Listings of boxed layout items:

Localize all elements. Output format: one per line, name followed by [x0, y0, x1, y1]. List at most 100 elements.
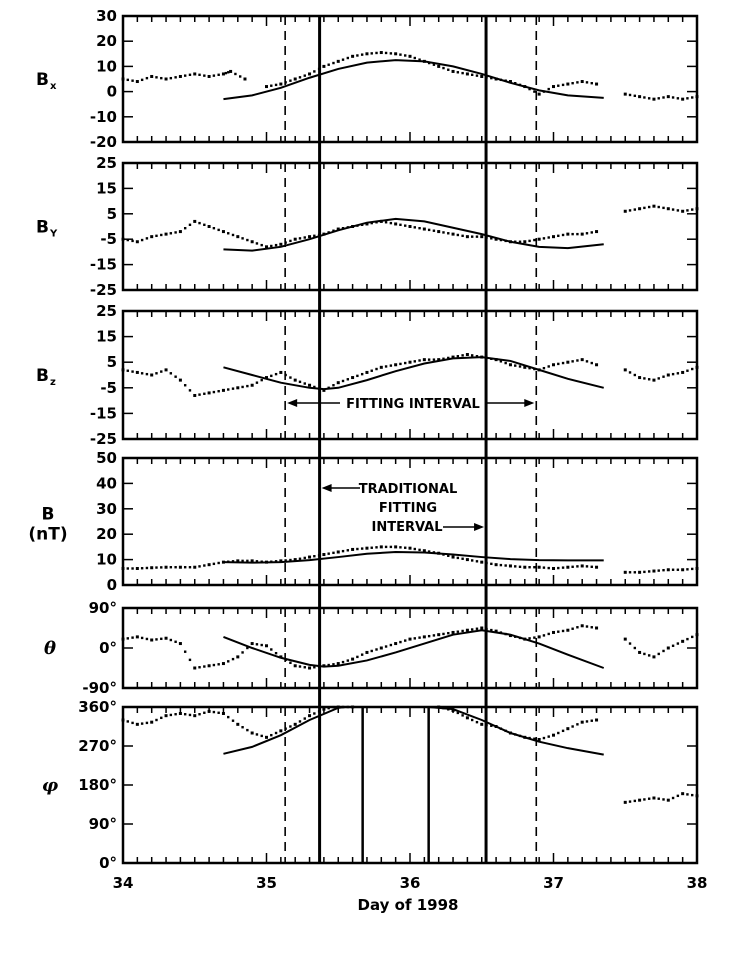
- observed-point: [236, 655, 240, 659]
- observed-point: [671, 208, 675, 211]
- observed-point: [265, 376, 268, 380]
- observed-point: [508, 240, 512, 244]
- observed-point: [647, 797, 651, 800]
- observed-point: [169, 232, 173, 235]
- observed-point: [671, 96, 675, 99]
- observed-point: [135, 722, 139, 726]
- observed-point: [322, 388, 326, 392]
- observed-point: [313, 385, 316, 389]
- observed-point: [178, 378, 182, 382]
- observed-point: [623, 92, 627, 96]
- observed-point: [499, 78, 503, 82]
- observed-point: [155, 718, 158, 722]
- observed-point: [576, 232, 579, 236]
- observed-point: [427, 358, 431, 361]
- observed-point: [174, 566, 177, 569]
- observed-point: [217, 228, 220, 232]
- observed-point: [686, 97, 689, 100]
- observed-point: [298, 665, 302, 668]
- observed-point: [246, 646, 249, 650]
- y-tick-label: 90°: [89, 815, 117, 833]
- observed-point: [676, 568, 680, 571]
- observed-point: [193, 666, 197, 670]
- observed-point: [289, 79, 292, 82]
- observed-point: [465, 353, 469, 357]
- observed-point: [643, 96, 646, 99]
- observed-point: [183, 226, 187, 230]
- observed-point: [174, 231, 177, 234]
- observed-point: [121, 637, 125, 641]
- observed-point: [227, 660, 230, 663]
- observed-point: [178, 230, 182, 234]
- observed-point: [404, 361, 407, 365]
- observed-point: [475, 627, 479, 630]
- observed-point: [394, 222, 398, 226]
- observed-point: [633, 799, 637, 803]
- observed-point: [327, 663, 330, 667]
- observed-point: [580, 720, 584, 724]
- observed-point: [465, 235, 469, 239]
- observed-point: [140, 78, 144, 82]
- observed-point: [652, 655, 656, 659]
- observed-point: [332, 61, 335, 65]
- observed-point: [542, 366, 546, 370]
- observed-point: [508, 80, 512, 84]
- panel-label: φ: [42, 775, 59, 796]
- observed-point: [126, 720, 129, 723]
- observed-point: [542, 237, 546, 240]
- observed-point: [203, 74, 206, 77]
- observed-point: [432, 634, 436, 637]
- observed-point: [633, 373, 637, 377]
- panel-frame: [121, 309, 699, 441]
- observed-point: [279, 729, 283, 733]
- observed-point: [576, 565, 579, 568]
- observed-point: [279, 655, 283, 659]
- observed-point: [547, 632, 550, 636]
- observed-point: [557, 731, 560, 735]
- observed-point: [193, 565, 197, 569]
- observed-point: [121, 566, 125, 570]
- observed-point: [394, 52, 398, 56]
- observed-point: [308, 383, 312, 387]
- observed-point: [212, 663, 216, 667]
- observed-point: [274, 243, 278, 247]
- fit-curve: [223, 706, 363, 755]
- observed-point: [183, 566, 187, 569]
- observed-point: [336, 59, 340, 63]
- observed-point: [234, 72, 237, 76]
- annotation-traditional-line2: FITTING: [379, 501, 437, 516]
- observed-point: [327, 386, 330, 389]
- observed-point: [427, 634, 431, 638]
- observed-point: [212, 390, 216, 394]
- observed-point: [576, 359, 579, 362]
- observed-point: [203, 711, 206, 714]
- observed-point: [241, 385, 244, 389]
- observed-point: [561, 629, 565, 633]
- observed-point: [523, 85, 527, 89]
- observed-point: [174, 375, 177, 378]
- observed-point: [508, 363, 512, 367]
- observed-point: [164, 232, 168, 236]
- observed-point: [561, 83, 565, 87]
- observed-point: [169, 76, 173, 80]
- observed-point: [336, 227, 340, 231]
- panel-by: -25 -15 -5 5 15 25 B Y: [36, 154, 699, 299]
- observed-point: [508, 564, 512, 568]
- observed-point: [499, 563, 503, 567]
- observed-point: [370, 546, 373, 549]
- y-tick-label: 20: [96, 525, 117, 543]
- observed-point: [126, 637, 129, 640]
- observed-point: [188, 223, 192, 227]
- observed-point: [303, 382, 306, 385]
- observed-point: [580, 232, 584, 236]
- observed-point: [188, 658, 192, 662]
- observed-point: [399, 362, 402, 366]
- observed-point: [590, 719, 593, 722]
- observed-point: [384, 221, 388, 224]
- observed-point: [313, 712, 316, 715]
- observed-point: [623, 800, 627, 804]
- observed-point: [528, 566, 531, 569]
- x-tick-label: 37: [543, 874, 564, 892]
- observed-point: [504, 361, 507, 365]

§ **Problem details**: Copy out all of the data above line for line, without changing a character, and leave the picture out.

§ **Response below**:
Localize all elements. Output format: one per line, name followed by [x0, y0, x1, y1]. List at most 100 elements.
- observed-point: [236, 655, 240, 659]
- observed-point: [671, 208, 675, 211]
- observed-point: [265, 376, 268, 380]
- observed-point: [508, 240, 512, 244]
- observed-point: [647, 797, 651, 800]
- observed-point: [169, 232, 173, 235]
- observed-point: [671, 96, 675, 99]
- observed-point: [135, 722, 139, 726]
- observed-point: [322, 388, 326, 392]
- observed-point: [313, 385, 316, 389]
- observed-point: [178, 378, 182, 382]
- observed-point: [623, 92, 627, 96]
- observed-point: [499, 78, 503, 82]
- observed-point: [155, 718, 158, 722]
- observed-point: [576, 232, 579, 236]
- observed-point: [427, 358, 431, 361]
- observed-point: [174, 566, 177, 569]
- observed-point: [217, 228, 220, 232]
- observed-point: [686, 97, 689, 100]
- observed-point: [298, 665, 302, 668]
- observed-point: [246, 646, 249, 650]
- y-tick-label: 90°: [89, 815, 117, 833]
- observed-point: [676, 568, 680, 571]
- observed-point: [193, 666, 197, 670]
- observed-point: [289, 79, 292, 82]
- observed-point: [465, 353, 469, 357]
- observed-point: [643, 96, 646, 99]
- observed-point: [183, 226, 187, 230]
- observed-point: [174, 231, 177, 234]
- observed-point: [121, 637, 125, 641]
- observed-point: [227, 660, 230, 663]
- observed-point: [178, 230, 182, 234]
- observed-point: [404, 361, 407, 365]
- observed-point: [475, 627, 479, 630]
- observed-point: [394, 222, 398, 226]
- observed-point: [633, 799, 637, 803]
- observed-point: [327, 663, 330, 667]
- observed-point: [580, 720, 584, 724]
- observed-point: [465, 235, 469, 239]
- observed-point: [140, 78, 144, 82]
- observed-point: [652, 655, 656, 659]
- observed-point: [332, 61, 335, 65]
- observed-point: [542, 366, 546, 370]
- observed-point: [508, 80, 512, 84]
- panel-label: φ: [42, 775, 59, 796]
- observed-point: [126, 720, 129, 723]
- observed-point: [542, 237, 546, 240]
- observed-point: [203, 74, 206, 77]
- observed-point: [432, 634, 436, 637]
- observed-point: [633, 373, 637, 377]
- panel-frame: [121, 309, 699, 441]
- observed-point: [279, 729, 283, 733]
- observed-point: [576, 565, 579, 568]
- observed-point: [279, 655, 283, 659]
- observed-point: [547, 632, 550, 636]
- observed-point: [557, 731, 560, 735]
- observed-point: [193, 565, 197, 569]
- observed-point: [121, 566, 125, 570]
- observed-point: [394, 52, 398, 56]
- observed-point: [308, 383, 312, 387]
- observed-point: [212, 663, 216, 667]
- observed-point: [274, 243, 278, 247]
- fit-curve: [223, 706, 363, 755]
- observed-point: [183, 566, 187, 569]
- observed-point: [336, 59, 340, 63]
- observed-point: [234, 72, 237, 76]
- annotation-traditional-line2: FITTING: [379, 501, 437, 516]
- observed-point: [327, 386, 330, 389]
- observed-point: [427, 634, 431, 638]
- observed-point: [212, 390, 216, 394]
- observed-point: [576, 359, 579, 362]
- observed-point: [203, 711, 206, 714]
- observed-point: [241, 385, 244, 389]
- observed-point: [561, 629, 565, 633]
- observed-point: [523, 85, 527, 89]
- observed-point: [174, 375, 177, 378]
- observed-point: [508, 363, 512, 367]
- observed-point: [164, 232, 168, 236]
- observed-point: [561, 83, 565, 87]
- observed-point: [169, 76, 173, 80]
- observed-point: [336, 227, 340, 231]
- panel-by: -25 -15 -5 5 15 25 B Y: [36, 154, 699, 299]
- observed-point: [508, 564, 512, 568]
- observed-point: [499, 563, 503, 567]
- observed-point: [370, 546, 373, 549]
- y-tick-label: 20: [96, 525, 117, 543]
- observed-point: [126, 637, 129, 640]
- observed-point: [188, 223, 192, 227]
- observed-point: [303, 382, 306, 385]
- observed-point: [580, 232, 584, 236]
- observed-point: [188, 658, 192, 662]
- observed-point: [399, 362, 402, 366]
- observed-point: [590, 719, 593, 722]
- observed-point: [384, 221, 388, 224]
- observed-point: [313, 712, 316, 715]
- observed-point: [623, 800, 627, 804]
- observed-point: [528, 566, 531, 569]
- x-tick-label: 37: [543, 874, 564, 892]
- observed-point: [504, 361, 507, 365]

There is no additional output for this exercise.